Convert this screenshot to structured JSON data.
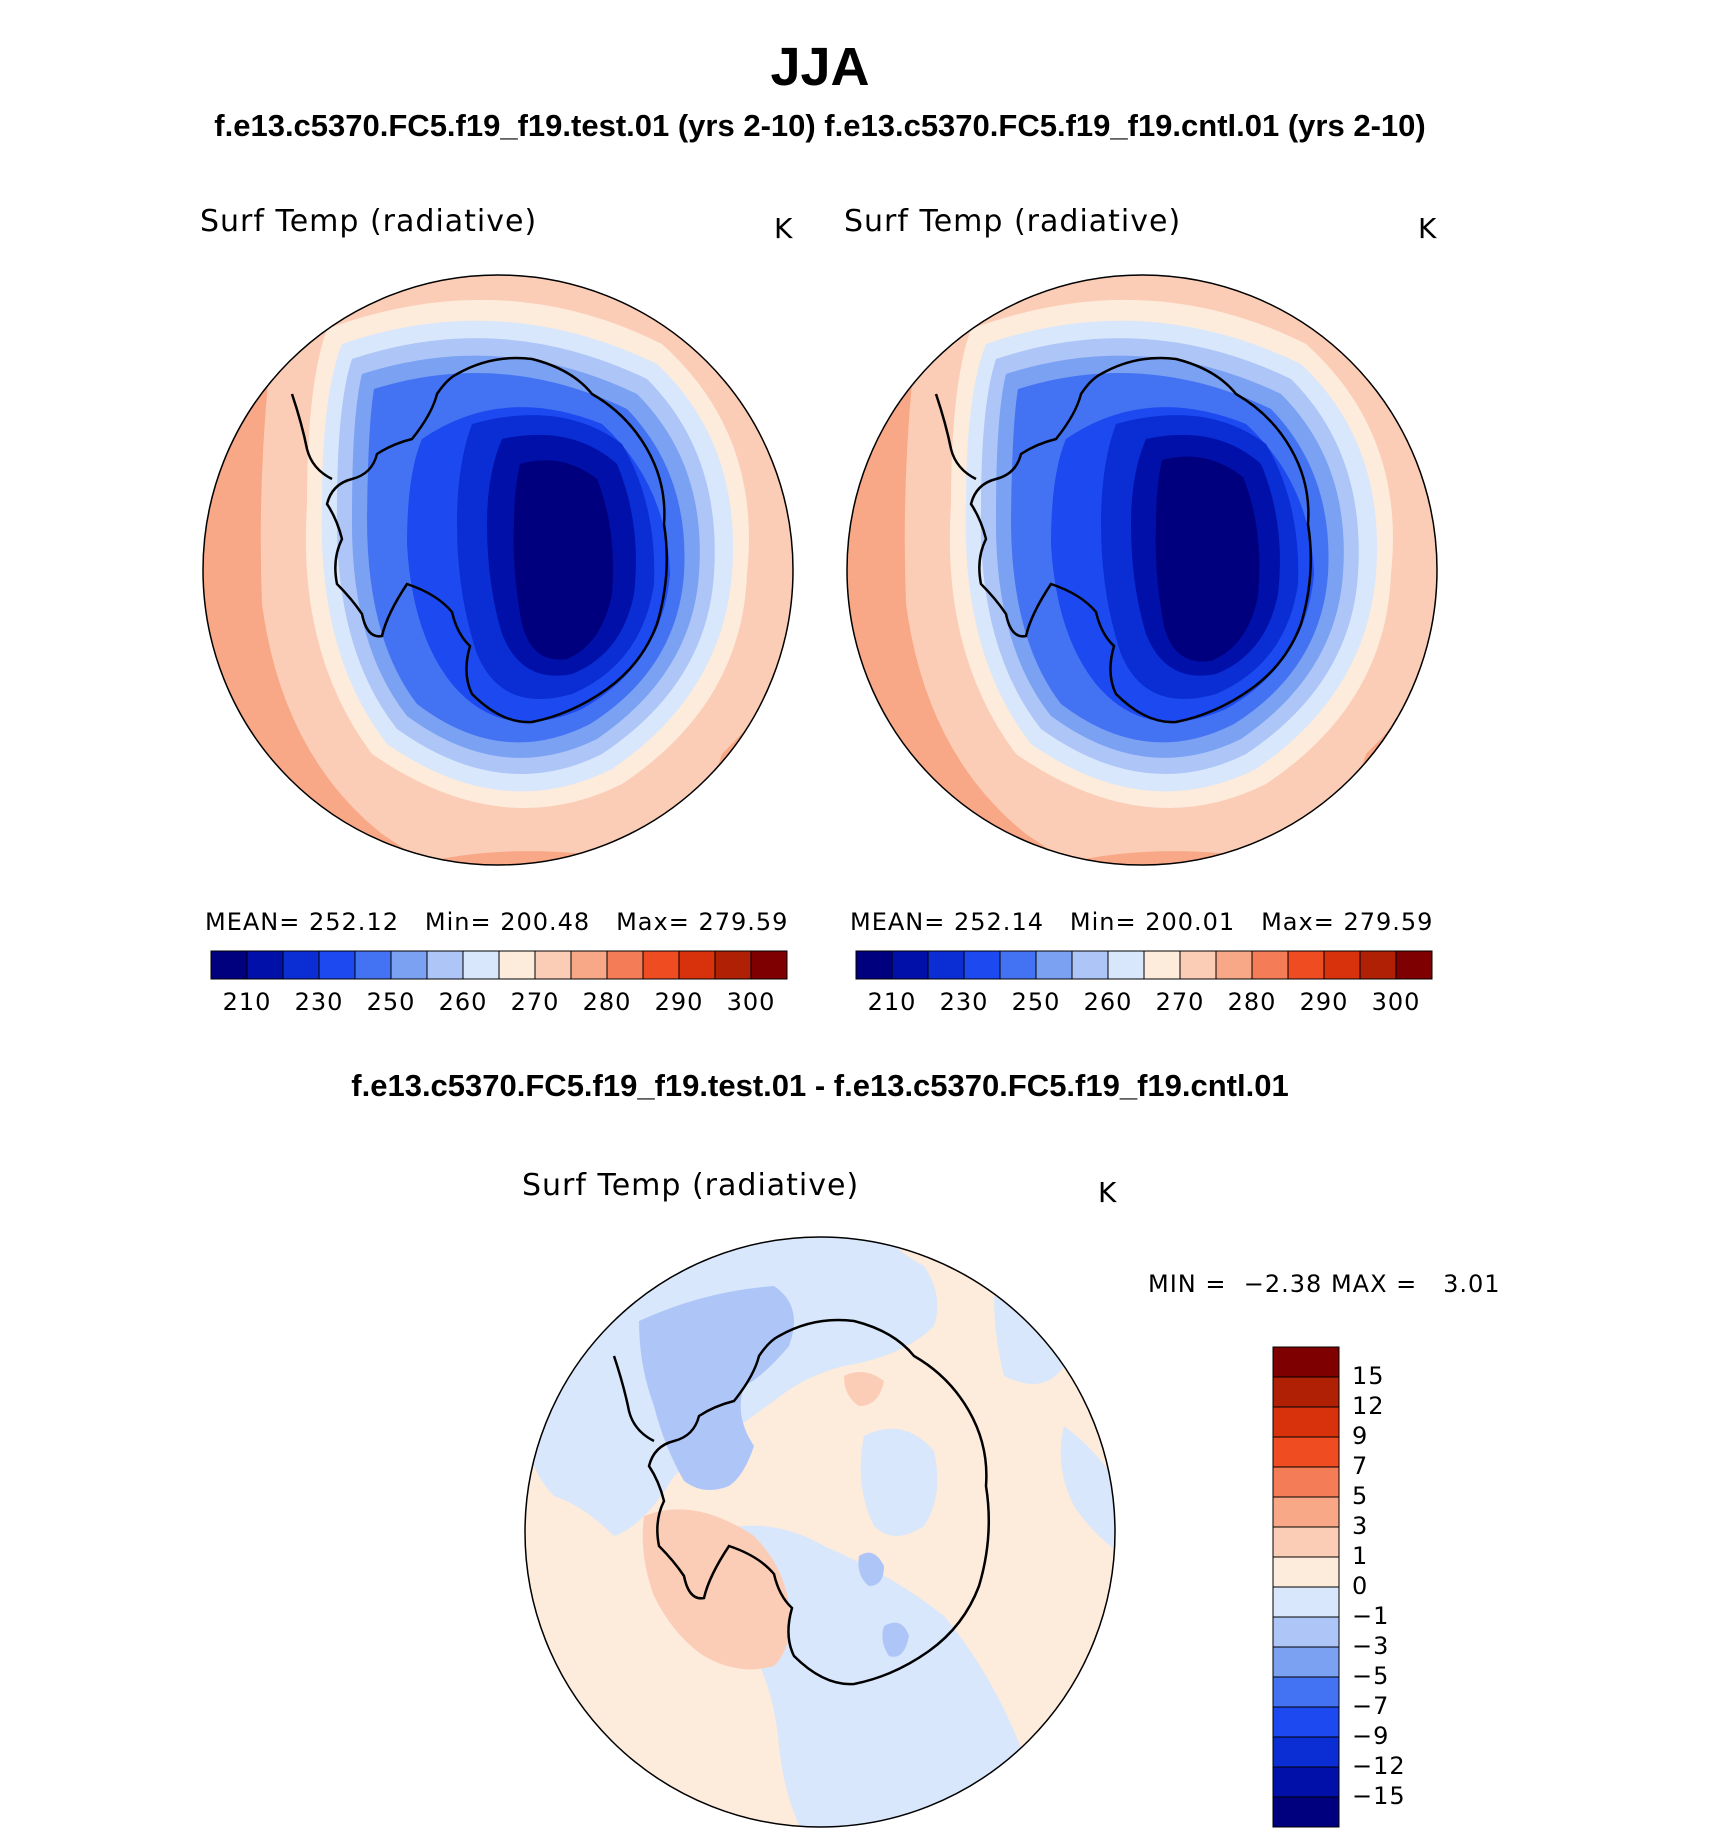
{
  "season": "JJA",
  "subtitle": "f.e13.c5370.FC5.f19_f19.test.01 (yrs 2-10) f.e13.c5370.FC5.f19_f19.cntl.01 (yrs 2-10)",
  "palette_abs": [
    "#00007f",
    "#0010a8",
    "#0a2ed4",
    "#1c49f0",
    "#4373f2",
    "#7ba1f3",
    "#aec6f7",
    "#d8e7fb",
    "#fdebdc",
    "#fbcdb6",
    "#f8a886",
    "#f47c56",
    "#f04c22",
    "#d8320c",
    "#b02005",
    "#7f0000"
  ],
  "panels": [
    {
      "label": "Surf Temp (radiative)",
      "unit": "K",
      "mean_label": "MEAN=",
      "mean": "252.12",
      "min_label": "Min=",
      "min": "200.48",
      "max_label": "Max=",
      "max": "279.59",
      "ticks": [
        "210",
        "230",
        "250",
        "260",
        "270",
        "280",
        "290",
        "300"
      ]
    },
    {
      "label": "Surf Temp (radiative)",
      "unit": "K",
      "mean_label": "MEAN=",
      "mean": "252.14",
      "min_label": "Min=",
      "min": "200.01",
      "max_label": "Max=",
      "max": "279.59",
      "ticks": [
        "210",
        "230",
        "250",
        "260",
        "270",
        "280",
        "290",
        "300"
      ]
    }
  ],
  "diff": {
    "title": "f.e13.c5370.FC5.f19_f19.test.01 - f.e13.c5370.FC5.f19_f19.cntl.01",
    "label": "Surf Temp (radiative)",
    "unit": "K",
    "min_label": "MIN =",
    "min": "−2.38",
    "max_label": "MAX =",
    "max": "3.01",
    "ticks": [
      "15",
      "12",
      "9",
      "7",
      "5",
      "3",
      "1",
      "0",
      "−1",
      "−3",
      "−5",
      "−7",
      "−9",
      "−12",
      "−15"
    ],
    "palette": [
      "#7f0000",
      "#b02005",
      "#d8320c",
      "#f04c22",
      "#f47c56",
      "#f8a886",
      "#fbcdb6",
      "#fdebdc",
      "#d8e7fb",
      "#aec6f7",
      "#7ba1f3",
      "#4373f2",
      "#1c49f0",
      "#0a2ed4",
      "#0010a8",
      "#00007f"
    ]
  }
}
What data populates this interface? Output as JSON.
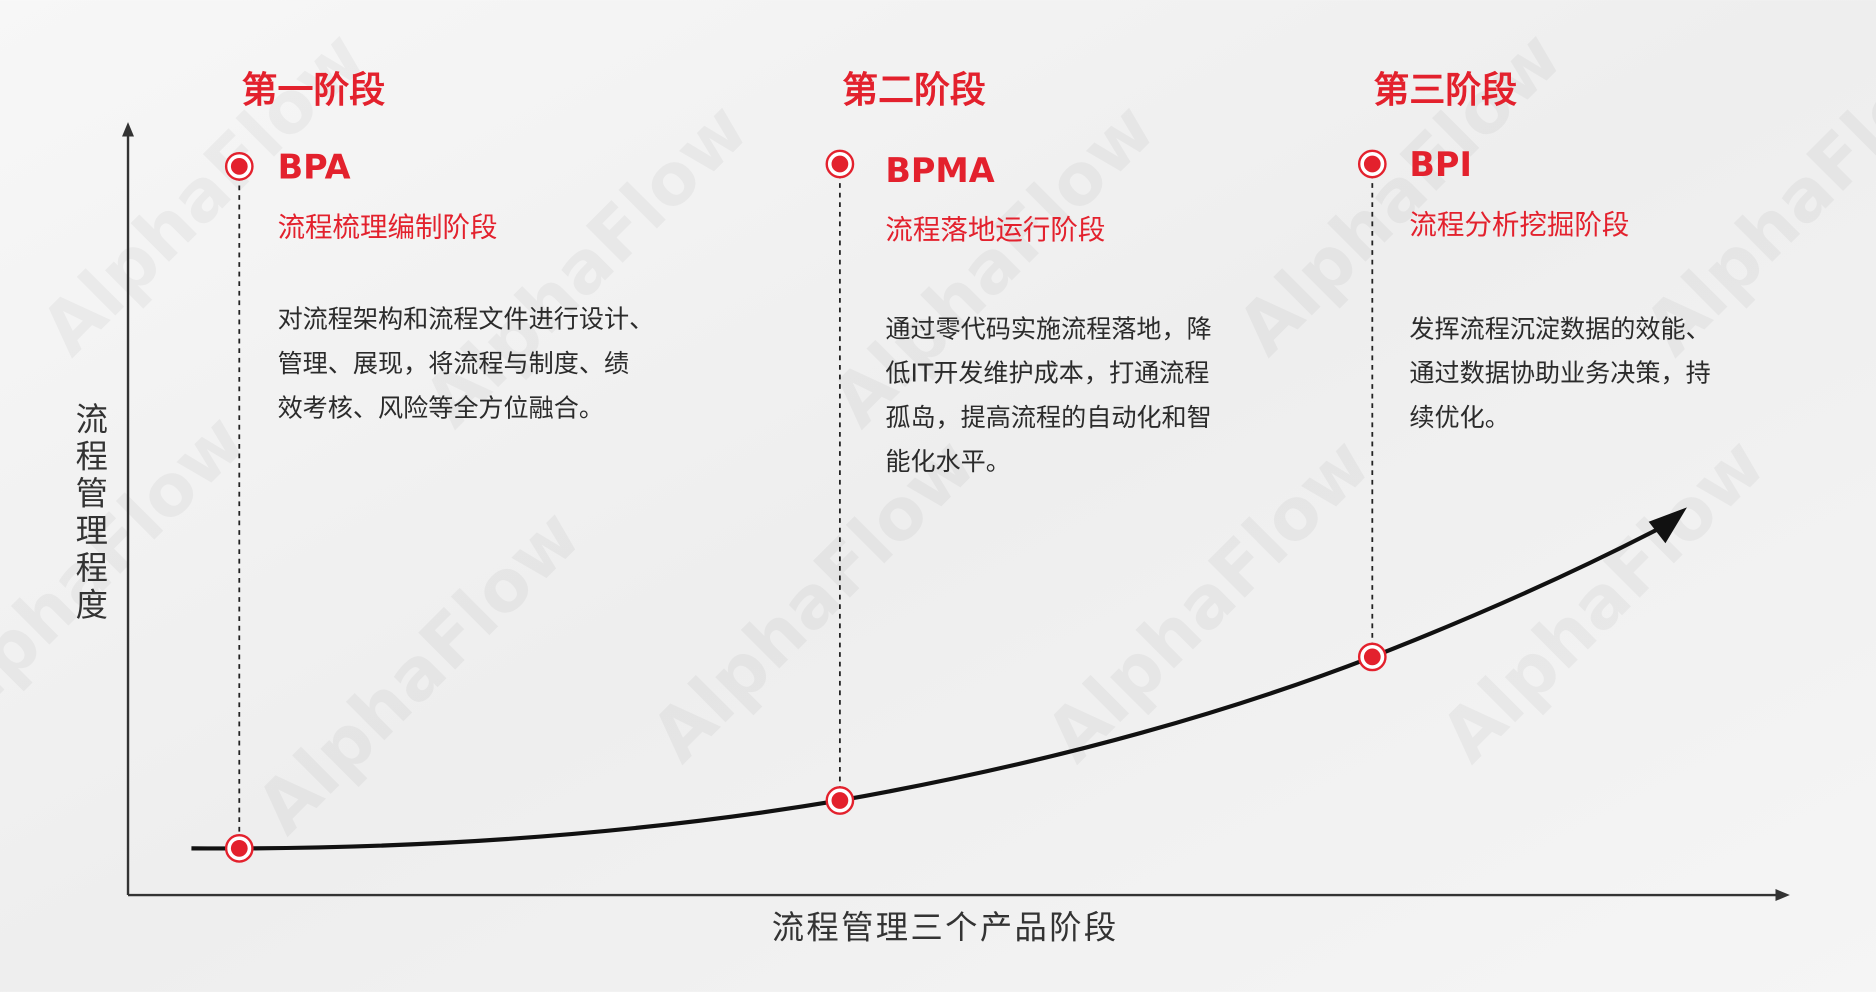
{
  "watermark": "AlphaFlow",
  "y_axis_label": "流程管理程度",
  "x_axis_label": "流程管理三个产品阶段",
  "stages": [
    {
      "title": "第一阶段",
      "name": "BPA",
      "subtitle": "流程梳理编制阶段",
      "description_lines": [
        "对流程架构和流程文件进行设计、",
        "管理、展现，将流程与制度、绩",
        "效考核、风险等全方位融合。"
      ]
    },
    {
      "title": "第二阶段",
      "name": "BPMA",
      "subtitle": "流程落地运行阶段",
      "description_lines": [
        "通过零代码实施流程落地，降",
        "低IT开发维护成本，打通流程",
        "孤岛，提高流程的自动化和智",
        "能化水平。"
      ]
    },
    {
      "title": "第三阶段",
      "name": "BPI",
      "subtitle": "流程分析挖掘阶段",
      "description_lines": [
        "发挥流程沉淀数据的效能、",
        "通过数据协助业务决策，持",
        "续优化。"
      ]
    }
  ]
}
********************
**Task statement**
Write only the number of lines in the records that include the word "cntl".

**Output for this exercise**
2